Given exercise.
In the entries that follow, count each line containing "British" and state the total, nothing more.

Records for the exercise.
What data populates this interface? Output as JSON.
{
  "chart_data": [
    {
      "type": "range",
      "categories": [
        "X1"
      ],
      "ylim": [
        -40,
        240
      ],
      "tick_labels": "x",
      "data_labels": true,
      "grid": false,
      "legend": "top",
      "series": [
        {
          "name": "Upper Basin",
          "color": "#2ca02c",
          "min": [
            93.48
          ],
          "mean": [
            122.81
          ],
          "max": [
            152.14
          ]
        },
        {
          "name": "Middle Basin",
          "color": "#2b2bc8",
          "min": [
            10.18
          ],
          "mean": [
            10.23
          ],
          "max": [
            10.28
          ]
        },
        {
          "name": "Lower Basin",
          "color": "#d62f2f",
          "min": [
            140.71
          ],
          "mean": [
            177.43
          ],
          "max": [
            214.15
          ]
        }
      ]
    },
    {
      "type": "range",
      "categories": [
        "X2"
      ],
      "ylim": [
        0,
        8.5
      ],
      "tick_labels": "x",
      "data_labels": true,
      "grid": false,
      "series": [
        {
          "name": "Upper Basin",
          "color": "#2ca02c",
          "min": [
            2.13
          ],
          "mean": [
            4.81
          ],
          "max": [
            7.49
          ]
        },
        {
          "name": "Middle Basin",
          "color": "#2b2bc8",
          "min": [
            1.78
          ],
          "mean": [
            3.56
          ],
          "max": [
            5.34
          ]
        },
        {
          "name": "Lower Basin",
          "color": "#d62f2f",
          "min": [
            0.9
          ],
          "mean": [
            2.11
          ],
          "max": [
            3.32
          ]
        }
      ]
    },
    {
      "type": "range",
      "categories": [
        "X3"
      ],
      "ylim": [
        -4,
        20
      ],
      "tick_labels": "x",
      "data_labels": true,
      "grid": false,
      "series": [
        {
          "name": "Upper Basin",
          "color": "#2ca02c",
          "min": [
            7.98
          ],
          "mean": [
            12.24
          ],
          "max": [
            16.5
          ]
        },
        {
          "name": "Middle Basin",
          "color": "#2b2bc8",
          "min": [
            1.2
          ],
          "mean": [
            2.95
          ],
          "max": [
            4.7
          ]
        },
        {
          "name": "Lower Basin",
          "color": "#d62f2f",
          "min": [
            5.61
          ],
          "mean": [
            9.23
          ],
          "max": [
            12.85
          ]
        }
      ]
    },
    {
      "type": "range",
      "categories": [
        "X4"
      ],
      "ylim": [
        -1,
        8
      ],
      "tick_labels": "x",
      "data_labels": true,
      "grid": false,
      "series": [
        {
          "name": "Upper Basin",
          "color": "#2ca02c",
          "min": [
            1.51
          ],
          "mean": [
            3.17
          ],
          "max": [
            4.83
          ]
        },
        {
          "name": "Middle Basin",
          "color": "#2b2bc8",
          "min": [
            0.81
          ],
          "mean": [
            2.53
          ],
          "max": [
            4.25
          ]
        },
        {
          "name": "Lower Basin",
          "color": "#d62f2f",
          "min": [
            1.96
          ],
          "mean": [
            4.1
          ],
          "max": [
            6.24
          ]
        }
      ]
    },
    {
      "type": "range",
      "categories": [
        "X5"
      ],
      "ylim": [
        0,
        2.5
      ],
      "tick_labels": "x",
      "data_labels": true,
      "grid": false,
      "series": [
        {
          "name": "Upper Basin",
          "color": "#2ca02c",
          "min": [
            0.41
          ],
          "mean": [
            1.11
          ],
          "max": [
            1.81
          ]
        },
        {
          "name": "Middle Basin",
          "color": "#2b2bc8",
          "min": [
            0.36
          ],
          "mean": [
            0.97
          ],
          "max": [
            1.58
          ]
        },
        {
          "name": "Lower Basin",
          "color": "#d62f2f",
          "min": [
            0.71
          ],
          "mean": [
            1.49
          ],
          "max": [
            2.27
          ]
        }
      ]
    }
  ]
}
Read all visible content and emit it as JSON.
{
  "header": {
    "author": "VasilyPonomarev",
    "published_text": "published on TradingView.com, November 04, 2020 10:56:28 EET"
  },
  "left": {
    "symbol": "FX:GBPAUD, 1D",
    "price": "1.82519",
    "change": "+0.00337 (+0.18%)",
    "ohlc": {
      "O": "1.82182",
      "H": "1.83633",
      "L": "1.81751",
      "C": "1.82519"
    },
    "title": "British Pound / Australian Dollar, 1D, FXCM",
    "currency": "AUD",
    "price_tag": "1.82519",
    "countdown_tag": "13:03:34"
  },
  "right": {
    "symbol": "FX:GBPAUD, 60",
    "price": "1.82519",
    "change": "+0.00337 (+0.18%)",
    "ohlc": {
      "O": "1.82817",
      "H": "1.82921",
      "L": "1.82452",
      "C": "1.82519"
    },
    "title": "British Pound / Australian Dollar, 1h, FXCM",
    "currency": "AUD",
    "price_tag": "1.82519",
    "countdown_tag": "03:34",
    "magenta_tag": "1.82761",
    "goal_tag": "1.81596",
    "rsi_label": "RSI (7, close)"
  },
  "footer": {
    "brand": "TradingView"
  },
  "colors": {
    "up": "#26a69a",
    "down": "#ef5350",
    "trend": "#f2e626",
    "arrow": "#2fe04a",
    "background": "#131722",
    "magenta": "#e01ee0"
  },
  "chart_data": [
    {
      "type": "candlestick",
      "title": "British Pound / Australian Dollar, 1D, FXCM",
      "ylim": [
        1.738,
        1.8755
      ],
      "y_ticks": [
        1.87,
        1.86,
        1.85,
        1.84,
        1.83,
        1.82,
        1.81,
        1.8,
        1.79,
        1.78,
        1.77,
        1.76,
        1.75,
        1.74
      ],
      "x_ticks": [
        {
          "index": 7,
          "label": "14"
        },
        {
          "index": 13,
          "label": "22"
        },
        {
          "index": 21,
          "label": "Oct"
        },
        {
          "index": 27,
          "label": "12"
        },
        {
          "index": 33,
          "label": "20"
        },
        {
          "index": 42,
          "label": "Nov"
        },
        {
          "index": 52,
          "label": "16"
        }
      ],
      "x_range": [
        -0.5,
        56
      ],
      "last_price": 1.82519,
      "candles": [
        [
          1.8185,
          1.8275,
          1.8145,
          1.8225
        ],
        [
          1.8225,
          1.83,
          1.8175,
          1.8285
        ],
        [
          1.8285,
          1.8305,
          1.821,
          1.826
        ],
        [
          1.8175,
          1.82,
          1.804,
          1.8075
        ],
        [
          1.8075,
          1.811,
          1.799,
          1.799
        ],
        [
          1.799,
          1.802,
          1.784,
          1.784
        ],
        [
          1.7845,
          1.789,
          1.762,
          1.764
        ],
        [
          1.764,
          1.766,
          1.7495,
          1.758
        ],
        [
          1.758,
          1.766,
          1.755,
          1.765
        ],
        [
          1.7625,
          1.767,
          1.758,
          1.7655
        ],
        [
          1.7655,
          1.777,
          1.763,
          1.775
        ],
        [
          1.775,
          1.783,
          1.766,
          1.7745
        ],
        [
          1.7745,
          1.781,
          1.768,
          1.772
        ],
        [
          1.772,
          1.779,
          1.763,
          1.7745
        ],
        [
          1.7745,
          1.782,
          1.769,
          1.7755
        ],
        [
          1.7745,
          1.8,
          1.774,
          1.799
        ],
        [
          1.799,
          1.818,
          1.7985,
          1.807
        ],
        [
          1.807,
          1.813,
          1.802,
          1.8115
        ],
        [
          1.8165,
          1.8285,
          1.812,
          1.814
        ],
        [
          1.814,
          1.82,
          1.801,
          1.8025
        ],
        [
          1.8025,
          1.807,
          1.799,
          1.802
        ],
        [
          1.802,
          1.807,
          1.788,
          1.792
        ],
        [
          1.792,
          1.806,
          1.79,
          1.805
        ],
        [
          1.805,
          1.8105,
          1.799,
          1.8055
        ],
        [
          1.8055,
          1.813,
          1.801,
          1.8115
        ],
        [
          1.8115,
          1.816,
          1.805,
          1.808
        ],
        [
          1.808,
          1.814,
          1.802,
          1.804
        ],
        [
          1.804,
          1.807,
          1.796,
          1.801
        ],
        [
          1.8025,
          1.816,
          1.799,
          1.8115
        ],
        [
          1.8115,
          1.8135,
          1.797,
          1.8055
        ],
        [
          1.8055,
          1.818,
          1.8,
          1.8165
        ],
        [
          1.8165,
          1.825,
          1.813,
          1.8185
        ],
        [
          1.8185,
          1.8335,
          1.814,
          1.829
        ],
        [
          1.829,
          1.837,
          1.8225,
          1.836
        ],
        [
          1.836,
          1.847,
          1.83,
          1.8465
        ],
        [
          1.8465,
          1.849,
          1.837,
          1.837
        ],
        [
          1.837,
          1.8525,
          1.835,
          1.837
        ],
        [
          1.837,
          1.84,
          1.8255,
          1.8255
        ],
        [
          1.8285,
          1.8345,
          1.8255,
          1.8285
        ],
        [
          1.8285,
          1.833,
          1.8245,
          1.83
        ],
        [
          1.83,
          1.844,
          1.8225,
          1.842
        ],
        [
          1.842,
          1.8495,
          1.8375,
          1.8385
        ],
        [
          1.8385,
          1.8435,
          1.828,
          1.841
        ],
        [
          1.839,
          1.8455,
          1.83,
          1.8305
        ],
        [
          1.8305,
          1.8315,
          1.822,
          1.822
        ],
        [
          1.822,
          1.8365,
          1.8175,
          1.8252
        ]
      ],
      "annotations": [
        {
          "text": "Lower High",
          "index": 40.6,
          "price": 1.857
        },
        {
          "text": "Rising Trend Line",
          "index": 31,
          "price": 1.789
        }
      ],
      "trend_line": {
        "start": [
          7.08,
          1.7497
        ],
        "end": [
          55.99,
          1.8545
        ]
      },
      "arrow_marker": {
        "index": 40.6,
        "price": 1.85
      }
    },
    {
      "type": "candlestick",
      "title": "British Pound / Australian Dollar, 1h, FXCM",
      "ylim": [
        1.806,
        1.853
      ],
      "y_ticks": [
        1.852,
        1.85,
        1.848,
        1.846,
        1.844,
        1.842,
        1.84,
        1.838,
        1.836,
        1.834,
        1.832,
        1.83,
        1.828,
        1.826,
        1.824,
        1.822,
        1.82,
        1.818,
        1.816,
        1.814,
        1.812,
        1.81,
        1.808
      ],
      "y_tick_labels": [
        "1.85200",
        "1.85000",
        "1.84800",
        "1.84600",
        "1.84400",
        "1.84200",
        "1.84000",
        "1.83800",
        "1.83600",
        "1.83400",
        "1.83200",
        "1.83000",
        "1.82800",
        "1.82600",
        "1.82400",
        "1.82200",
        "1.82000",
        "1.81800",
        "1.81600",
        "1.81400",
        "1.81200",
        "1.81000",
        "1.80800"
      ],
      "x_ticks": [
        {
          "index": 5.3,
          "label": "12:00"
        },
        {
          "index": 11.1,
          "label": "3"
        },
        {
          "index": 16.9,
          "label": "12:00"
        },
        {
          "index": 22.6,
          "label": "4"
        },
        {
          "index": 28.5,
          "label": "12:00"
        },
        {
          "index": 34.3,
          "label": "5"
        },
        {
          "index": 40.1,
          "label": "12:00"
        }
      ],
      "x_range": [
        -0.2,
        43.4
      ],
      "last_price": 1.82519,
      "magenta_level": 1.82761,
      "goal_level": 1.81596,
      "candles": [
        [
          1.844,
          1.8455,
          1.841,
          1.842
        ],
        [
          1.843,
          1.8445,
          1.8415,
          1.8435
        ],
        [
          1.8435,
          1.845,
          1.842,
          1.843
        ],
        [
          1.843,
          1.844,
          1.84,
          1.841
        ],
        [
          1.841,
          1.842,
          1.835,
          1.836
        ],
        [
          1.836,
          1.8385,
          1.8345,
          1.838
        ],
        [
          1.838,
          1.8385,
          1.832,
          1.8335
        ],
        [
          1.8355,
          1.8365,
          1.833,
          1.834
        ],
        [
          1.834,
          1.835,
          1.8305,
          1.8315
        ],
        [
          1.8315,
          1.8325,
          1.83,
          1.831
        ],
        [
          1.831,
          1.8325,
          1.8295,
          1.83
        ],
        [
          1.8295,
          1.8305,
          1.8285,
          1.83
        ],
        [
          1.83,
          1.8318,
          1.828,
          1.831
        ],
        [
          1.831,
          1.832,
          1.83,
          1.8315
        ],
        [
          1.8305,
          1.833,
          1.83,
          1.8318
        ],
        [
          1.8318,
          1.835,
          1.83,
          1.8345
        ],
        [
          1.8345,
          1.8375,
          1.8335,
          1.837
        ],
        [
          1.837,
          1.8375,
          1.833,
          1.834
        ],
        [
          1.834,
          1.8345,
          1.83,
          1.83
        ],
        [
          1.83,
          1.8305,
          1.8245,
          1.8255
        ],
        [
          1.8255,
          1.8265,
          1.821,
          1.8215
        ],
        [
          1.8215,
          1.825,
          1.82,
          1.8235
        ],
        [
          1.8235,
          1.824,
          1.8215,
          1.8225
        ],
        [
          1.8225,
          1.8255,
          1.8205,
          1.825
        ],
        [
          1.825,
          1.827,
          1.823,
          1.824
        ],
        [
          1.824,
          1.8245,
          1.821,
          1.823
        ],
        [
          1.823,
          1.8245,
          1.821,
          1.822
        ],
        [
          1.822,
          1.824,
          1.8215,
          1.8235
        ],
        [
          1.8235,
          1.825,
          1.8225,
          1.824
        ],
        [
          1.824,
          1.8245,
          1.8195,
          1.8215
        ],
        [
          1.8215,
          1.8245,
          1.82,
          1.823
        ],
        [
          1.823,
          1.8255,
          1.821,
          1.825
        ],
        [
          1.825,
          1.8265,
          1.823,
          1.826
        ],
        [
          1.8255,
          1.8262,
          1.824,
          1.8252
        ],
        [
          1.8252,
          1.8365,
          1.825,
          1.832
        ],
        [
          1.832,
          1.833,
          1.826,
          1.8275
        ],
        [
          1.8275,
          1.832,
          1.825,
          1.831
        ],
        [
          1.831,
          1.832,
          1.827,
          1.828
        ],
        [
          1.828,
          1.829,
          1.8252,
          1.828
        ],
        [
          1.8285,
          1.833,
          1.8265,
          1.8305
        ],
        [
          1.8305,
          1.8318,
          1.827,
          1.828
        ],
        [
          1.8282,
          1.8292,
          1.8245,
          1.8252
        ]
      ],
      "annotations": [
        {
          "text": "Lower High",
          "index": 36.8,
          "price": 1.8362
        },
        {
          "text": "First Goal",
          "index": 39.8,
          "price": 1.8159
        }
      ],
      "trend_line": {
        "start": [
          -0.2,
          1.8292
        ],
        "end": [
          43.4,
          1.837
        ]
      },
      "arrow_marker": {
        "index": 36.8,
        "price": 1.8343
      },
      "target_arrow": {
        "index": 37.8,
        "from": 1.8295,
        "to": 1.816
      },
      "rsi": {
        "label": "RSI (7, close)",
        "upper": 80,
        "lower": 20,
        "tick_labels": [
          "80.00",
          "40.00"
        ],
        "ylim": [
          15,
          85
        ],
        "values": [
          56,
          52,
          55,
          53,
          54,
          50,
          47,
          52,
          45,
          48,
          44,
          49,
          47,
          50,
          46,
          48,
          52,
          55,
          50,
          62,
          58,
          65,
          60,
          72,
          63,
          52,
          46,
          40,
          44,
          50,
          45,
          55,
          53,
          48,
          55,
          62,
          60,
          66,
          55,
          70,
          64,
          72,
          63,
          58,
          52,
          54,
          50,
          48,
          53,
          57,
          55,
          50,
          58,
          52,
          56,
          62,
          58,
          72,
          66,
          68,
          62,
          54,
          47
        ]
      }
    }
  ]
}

Exercise result.
4